What is being asked
Go through the records and extract every line with the word "name".

Data shown
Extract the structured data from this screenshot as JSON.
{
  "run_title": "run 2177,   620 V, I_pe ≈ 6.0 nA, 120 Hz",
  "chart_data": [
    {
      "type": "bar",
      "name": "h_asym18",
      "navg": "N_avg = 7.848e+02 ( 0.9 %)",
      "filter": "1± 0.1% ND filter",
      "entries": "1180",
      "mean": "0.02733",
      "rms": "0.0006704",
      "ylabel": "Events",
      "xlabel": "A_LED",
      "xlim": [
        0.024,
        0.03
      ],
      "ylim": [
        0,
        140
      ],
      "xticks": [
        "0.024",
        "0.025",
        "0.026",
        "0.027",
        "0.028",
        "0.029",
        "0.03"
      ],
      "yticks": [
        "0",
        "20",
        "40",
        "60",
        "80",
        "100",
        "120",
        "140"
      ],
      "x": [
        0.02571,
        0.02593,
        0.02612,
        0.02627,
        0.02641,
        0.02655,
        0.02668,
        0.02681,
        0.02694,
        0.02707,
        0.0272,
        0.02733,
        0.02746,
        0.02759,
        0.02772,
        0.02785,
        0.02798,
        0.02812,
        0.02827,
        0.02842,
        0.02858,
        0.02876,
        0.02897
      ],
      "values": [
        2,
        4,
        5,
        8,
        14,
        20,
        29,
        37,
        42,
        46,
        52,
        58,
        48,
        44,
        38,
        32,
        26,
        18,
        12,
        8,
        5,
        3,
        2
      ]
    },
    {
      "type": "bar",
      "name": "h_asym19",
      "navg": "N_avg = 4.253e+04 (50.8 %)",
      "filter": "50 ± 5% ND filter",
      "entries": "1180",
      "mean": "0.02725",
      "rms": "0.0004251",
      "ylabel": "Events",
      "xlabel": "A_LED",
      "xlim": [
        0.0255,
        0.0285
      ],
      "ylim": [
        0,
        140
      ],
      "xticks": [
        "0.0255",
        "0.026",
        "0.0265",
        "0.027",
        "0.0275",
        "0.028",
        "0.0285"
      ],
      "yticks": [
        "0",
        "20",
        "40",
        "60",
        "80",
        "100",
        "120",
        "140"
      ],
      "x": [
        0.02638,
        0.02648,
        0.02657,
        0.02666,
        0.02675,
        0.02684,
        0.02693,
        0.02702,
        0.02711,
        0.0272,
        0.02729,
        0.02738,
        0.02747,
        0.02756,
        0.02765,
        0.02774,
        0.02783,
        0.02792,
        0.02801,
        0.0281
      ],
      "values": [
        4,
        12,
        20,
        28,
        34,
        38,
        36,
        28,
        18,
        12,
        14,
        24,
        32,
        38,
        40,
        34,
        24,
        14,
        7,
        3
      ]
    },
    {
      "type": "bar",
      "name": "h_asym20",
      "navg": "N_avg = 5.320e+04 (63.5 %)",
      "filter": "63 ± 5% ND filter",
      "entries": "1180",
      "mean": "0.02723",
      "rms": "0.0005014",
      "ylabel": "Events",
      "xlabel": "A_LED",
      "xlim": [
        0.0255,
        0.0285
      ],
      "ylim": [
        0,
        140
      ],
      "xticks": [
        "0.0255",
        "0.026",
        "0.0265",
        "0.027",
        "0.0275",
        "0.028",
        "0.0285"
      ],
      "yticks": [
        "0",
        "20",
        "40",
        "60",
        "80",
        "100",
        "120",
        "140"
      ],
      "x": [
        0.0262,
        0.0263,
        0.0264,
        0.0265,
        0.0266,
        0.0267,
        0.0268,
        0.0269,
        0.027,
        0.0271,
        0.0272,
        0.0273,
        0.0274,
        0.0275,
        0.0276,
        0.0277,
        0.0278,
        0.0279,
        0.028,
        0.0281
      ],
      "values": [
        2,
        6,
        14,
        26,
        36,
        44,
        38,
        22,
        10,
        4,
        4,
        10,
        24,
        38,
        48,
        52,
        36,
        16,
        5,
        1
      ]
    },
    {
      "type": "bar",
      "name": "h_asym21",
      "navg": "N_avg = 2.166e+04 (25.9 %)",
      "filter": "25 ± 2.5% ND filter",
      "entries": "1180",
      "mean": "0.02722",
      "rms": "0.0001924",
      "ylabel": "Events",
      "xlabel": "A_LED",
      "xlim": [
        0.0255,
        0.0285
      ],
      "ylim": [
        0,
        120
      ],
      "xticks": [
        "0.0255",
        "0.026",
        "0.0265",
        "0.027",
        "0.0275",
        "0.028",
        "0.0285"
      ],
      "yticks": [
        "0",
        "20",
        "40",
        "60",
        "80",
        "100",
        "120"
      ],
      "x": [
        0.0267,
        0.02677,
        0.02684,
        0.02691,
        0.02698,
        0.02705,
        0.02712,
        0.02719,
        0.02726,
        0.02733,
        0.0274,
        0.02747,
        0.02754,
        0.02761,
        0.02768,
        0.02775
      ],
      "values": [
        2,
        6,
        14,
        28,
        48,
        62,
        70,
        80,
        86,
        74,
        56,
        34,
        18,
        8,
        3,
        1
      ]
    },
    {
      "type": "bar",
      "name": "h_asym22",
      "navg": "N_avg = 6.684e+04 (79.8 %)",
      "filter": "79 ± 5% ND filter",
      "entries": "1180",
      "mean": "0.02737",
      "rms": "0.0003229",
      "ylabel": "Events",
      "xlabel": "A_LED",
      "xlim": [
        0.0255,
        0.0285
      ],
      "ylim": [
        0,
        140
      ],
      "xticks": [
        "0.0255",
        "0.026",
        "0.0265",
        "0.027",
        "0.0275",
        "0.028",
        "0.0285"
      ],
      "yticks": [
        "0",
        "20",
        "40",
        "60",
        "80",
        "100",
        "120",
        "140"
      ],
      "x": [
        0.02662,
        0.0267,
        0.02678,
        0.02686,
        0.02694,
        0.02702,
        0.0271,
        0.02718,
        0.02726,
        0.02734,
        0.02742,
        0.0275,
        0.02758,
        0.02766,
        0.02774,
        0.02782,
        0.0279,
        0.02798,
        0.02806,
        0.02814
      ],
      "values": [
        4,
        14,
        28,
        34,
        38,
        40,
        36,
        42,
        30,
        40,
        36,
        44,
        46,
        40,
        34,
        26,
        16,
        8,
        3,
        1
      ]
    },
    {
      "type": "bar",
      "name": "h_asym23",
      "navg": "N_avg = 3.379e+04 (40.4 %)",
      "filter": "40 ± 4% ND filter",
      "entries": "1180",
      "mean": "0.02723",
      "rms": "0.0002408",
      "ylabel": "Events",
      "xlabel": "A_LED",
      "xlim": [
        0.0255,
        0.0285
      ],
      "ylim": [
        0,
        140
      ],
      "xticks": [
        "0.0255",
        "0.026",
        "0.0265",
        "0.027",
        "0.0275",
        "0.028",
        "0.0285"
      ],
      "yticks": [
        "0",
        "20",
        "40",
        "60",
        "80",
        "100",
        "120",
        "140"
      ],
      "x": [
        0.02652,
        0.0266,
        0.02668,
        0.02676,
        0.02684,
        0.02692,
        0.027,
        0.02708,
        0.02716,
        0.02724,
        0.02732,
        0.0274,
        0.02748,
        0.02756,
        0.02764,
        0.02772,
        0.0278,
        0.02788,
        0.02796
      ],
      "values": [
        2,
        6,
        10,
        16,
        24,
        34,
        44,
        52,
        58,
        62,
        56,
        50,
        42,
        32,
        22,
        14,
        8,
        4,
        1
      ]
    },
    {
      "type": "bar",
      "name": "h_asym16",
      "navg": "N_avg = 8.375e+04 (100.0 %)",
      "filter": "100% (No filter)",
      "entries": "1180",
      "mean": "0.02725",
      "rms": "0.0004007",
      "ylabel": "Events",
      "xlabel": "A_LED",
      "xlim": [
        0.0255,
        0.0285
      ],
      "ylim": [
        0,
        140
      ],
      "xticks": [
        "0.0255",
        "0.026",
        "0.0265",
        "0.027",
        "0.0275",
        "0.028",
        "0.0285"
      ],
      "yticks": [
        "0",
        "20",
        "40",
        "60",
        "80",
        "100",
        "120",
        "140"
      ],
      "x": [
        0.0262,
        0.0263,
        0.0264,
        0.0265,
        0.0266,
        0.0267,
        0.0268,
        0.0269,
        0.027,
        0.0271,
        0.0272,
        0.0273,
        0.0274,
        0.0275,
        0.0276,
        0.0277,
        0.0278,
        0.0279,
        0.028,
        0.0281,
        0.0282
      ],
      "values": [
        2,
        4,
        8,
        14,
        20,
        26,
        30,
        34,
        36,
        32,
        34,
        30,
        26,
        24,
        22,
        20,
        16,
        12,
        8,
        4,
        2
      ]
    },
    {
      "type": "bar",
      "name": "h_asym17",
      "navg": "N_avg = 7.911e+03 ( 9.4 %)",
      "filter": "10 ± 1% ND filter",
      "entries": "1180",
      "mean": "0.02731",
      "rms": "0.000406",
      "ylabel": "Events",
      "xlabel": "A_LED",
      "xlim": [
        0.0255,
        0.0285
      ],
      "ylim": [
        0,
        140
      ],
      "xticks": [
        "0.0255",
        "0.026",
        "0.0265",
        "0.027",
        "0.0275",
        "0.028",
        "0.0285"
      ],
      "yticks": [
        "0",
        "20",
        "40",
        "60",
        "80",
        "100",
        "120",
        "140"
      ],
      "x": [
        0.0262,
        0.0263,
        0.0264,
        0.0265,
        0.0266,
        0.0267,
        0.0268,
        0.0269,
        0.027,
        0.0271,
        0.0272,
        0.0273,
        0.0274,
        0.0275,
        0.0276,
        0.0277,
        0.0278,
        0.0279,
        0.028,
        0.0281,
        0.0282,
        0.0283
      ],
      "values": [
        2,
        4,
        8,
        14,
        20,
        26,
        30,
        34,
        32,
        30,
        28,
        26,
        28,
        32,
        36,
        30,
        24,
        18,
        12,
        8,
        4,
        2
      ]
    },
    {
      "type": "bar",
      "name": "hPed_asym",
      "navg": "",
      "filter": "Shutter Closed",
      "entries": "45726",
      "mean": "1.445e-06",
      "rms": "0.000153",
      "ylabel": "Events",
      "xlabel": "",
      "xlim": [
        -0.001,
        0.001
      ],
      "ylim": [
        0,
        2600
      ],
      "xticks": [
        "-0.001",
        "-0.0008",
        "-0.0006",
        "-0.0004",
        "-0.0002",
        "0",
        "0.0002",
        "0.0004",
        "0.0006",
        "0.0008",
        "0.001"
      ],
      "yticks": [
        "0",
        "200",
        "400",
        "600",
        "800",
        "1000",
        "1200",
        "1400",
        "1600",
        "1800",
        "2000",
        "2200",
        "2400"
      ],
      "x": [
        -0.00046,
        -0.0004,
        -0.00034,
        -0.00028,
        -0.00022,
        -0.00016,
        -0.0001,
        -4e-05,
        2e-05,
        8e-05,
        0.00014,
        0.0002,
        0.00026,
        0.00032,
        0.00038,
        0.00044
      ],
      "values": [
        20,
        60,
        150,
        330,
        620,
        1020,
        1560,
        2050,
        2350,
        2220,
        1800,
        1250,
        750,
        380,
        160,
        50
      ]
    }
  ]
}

Written solution
      "name": "h_asym18",
      "name": "h_asym19",
      "name": "h_asym20",
      "name": "h_asym21",
      "name": "h_asym22",
      "name": "h_asym23",
      "name": "h_asym16",
      "name": "h_asym17",
      "name": "hPed_asym",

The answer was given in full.